STATED PROBLEM:
According to the passage on climate change and irrigated agriculture, what is commonly used as a surrogate for crop yield?

Applying models to developed agricultural regions remains a difficult problem because there are no existing modeling codes that represent both the complex physics of the hydrology and anthropogenic manipulations to water distribution and consumption. We apply an integrated groundwater – surface water and hydrologic river operations model to an irrigated river valley in northwestern Nevada/northern California, United States to evaluate the impacts of climate change on snow-fed agricultural systems that use surface water and groundwater conjunctively. We explicitly represent individual surface water rights within the hydrologic model and allow the integrated code to change river diversions in response to earlier snowmelt runoff and water availability. Historically under-used supplemental groundwater rights are dynamically activated within the model to offset diminished surface water deliveries. The model accounts for feedbacks between the natural hydrology and anthropogenic stresses, which is a first-of-its-kind assessment of the impacts of climate change on individual water rights, and more broadly on river basin operations. Earlier snowmelt decreases annual surface water deliveries to all water rights, not just the junior water rights, owing to a lack of surface water storage in the upper river basin capable of capturing earlier runoff. Conversely, downstream irrigators with access to reservoir storage benefit from earlier runoff flowing past upstream points of diversion prior to the start of the irrigation season. Despite regional shifts toward greater reliance on groundwater for irrigation, crop consumption (a common surrogate for crop yield) decreases due to spatiotemporal changes in water supply that preferentially impact a subset of growers in the region.

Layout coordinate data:
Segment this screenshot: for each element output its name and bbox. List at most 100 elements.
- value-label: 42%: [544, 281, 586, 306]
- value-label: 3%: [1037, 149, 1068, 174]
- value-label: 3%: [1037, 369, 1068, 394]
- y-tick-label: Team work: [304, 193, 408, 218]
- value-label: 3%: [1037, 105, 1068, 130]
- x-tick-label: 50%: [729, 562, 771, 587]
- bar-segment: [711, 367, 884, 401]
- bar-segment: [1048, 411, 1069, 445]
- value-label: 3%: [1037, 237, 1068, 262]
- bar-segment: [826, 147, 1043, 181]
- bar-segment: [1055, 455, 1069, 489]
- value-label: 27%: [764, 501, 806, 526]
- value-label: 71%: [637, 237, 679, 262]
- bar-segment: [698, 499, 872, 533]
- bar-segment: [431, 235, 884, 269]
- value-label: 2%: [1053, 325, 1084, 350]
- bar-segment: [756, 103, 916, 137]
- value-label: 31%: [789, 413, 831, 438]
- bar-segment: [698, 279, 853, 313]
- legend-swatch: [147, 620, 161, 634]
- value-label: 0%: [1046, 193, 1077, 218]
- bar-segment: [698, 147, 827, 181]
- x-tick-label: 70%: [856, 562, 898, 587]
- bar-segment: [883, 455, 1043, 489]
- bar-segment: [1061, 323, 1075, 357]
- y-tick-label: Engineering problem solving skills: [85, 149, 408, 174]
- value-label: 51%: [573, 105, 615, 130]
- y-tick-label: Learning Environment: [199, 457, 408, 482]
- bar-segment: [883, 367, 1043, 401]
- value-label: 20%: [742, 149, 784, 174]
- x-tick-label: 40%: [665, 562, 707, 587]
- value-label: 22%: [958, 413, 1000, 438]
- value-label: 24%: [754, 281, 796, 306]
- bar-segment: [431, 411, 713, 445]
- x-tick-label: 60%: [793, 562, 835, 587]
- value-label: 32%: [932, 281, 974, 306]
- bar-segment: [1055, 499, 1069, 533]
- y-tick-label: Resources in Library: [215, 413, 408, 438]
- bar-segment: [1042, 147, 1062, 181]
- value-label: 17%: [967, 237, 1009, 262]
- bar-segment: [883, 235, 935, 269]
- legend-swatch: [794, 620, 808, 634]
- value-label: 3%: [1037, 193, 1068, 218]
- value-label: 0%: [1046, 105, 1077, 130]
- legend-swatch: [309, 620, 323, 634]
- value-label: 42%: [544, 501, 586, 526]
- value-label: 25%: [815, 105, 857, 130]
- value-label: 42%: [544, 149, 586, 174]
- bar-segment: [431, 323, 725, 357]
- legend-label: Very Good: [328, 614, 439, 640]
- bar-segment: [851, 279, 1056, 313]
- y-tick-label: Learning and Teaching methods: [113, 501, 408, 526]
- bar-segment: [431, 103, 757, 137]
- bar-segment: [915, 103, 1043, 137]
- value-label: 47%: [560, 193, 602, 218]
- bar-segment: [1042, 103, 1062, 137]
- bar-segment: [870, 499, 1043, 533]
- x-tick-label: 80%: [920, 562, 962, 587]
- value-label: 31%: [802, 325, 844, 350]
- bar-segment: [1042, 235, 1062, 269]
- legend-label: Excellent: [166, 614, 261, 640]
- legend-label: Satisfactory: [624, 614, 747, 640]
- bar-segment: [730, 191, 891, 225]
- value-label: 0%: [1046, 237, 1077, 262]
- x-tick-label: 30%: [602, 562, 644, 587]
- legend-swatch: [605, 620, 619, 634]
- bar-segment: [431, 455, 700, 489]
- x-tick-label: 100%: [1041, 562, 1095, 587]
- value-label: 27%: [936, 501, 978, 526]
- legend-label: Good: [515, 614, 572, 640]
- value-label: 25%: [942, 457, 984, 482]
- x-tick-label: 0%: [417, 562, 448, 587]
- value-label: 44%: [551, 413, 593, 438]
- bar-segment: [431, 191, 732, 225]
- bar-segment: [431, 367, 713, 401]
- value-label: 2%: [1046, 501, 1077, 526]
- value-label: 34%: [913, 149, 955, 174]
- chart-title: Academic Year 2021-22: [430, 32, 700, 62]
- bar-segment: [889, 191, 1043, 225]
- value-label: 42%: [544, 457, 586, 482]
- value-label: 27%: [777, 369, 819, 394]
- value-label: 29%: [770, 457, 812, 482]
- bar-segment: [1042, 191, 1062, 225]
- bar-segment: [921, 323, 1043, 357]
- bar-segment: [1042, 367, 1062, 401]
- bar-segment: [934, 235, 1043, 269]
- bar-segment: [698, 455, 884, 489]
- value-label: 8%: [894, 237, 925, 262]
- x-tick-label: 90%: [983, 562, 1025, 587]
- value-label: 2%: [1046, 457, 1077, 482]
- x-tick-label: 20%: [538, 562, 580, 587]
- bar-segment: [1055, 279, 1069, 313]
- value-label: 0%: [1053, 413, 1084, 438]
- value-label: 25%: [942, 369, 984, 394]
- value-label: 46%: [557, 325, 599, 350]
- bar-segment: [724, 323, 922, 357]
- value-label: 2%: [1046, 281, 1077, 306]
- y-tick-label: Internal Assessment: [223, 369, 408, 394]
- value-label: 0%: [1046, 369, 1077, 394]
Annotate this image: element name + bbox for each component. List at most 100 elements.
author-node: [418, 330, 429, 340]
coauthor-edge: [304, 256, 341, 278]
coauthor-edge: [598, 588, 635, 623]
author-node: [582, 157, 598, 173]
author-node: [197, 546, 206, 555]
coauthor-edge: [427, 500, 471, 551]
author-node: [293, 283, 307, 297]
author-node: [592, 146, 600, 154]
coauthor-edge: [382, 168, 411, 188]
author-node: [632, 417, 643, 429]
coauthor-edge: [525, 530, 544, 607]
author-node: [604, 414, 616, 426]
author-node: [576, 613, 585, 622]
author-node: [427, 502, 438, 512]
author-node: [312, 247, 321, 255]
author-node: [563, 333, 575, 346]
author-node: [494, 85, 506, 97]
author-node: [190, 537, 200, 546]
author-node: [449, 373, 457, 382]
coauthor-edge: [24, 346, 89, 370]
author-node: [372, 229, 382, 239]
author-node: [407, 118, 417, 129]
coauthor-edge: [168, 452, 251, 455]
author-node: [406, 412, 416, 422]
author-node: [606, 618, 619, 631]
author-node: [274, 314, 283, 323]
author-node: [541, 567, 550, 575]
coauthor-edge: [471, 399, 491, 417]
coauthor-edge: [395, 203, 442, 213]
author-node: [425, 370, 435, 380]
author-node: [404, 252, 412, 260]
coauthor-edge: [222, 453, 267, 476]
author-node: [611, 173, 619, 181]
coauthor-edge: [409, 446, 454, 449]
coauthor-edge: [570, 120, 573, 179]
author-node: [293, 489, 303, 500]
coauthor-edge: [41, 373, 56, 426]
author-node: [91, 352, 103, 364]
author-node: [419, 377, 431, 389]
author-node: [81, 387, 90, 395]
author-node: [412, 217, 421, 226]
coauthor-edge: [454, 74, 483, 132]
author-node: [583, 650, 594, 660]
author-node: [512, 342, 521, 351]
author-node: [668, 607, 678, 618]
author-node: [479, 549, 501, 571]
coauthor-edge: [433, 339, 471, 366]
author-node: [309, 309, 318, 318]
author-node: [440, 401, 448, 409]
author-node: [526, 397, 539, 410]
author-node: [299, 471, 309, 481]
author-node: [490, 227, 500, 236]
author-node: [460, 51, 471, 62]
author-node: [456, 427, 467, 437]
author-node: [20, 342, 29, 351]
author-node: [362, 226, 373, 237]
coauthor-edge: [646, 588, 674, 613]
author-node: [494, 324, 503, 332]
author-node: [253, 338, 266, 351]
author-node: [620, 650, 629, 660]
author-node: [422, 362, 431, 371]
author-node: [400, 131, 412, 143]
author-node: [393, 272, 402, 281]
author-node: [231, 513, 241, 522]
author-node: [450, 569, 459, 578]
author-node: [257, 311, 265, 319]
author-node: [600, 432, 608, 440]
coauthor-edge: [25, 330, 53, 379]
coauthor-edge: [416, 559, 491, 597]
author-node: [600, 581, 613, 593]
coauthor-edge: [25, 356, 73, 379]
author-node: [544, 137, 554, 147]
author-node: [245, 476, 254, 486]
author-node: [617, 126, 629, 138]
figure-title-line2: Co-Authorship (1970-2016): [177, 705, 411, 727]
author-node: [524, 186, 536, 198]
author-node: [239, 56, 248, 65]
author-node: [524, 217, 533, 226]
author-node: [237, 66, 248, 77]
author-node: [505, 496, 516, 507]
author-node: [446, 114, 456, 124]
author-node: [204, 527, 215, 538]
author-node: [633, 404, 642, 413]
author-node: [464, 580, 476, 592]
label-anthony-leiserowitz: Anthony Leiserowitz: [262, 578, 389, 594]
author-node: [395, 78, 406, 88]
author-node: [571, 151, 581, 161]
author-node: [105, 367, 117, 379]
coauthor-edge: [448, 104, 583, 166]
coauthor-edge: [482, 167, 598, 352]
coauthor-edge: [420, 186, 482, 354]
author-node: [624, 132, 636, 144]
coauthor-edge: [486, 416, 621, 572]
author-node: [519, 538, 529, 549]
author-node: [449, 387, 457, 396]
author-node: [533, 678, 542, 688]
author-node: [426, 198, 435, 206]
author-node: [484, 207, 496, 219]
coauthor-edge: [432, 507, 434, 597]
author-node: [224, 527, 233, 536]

EXPECTED ANSWER:
Crop consumption